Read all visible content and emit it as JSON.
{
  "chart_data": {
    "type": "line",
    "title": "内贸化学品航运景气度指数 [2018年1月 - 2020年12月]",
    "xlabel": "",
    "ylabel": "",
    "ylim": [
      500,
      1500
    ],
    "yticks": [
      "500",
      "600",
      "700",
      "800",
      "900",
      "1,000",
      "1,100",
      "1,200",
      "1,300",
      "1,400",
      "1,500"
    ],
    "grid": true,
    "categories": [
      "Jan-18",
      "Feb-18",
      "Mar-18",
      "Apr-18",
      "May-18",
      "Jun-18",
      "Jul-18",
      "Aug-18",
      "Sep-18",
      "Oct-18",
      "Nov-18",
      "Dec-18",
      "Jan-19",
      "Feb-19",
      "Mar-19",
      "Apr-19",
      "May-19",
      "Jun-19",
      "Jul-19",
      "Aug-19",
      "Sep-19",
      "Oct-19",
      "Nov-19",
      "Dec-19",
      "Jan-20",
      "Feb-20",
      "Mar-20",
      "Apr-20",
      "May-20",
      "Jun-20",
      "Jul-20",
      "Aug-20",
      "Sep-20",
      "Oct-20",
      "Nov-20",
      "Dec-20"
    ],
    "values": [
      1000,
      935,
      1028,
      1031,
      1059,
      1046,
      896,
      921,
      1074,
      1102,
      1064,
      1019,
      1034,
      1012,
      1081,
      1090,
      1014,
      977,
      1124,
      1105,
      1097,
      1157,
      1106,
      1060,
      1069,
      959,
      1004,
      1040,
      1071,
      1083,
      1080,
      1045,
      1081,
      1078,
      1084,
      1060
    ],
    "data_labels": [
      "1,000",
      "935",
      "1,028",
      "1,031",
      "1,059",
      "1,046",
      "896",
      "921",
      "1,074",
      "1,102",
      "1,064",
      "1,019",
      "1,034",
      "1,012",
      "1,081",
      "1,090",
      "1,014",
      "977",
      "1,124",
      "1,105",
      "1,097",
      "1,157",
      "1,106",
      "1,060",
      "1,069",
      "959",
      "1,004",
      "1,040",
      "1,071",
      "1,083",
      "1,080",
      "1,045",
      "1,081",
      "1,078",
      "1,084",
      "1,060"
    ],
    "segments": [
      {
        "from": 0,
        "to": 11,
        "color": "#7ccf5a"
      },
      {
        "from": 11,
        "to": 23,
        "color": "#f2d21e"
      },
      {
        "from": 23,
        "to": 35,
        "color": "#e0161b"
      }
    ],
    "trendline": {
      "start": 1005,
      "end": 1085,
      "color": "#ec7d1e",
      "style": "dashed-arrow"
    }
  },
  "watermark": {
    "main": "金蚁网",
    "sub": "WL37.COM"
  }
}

THE PROBLEM: Pick out and copy every line that contains the word "color".

WRITTEN ANSWER:
        "color": "#7ccf5a"
        "color": "#f2d21e"
        "color": "#e0161b"
      "color": "#ec7d1e",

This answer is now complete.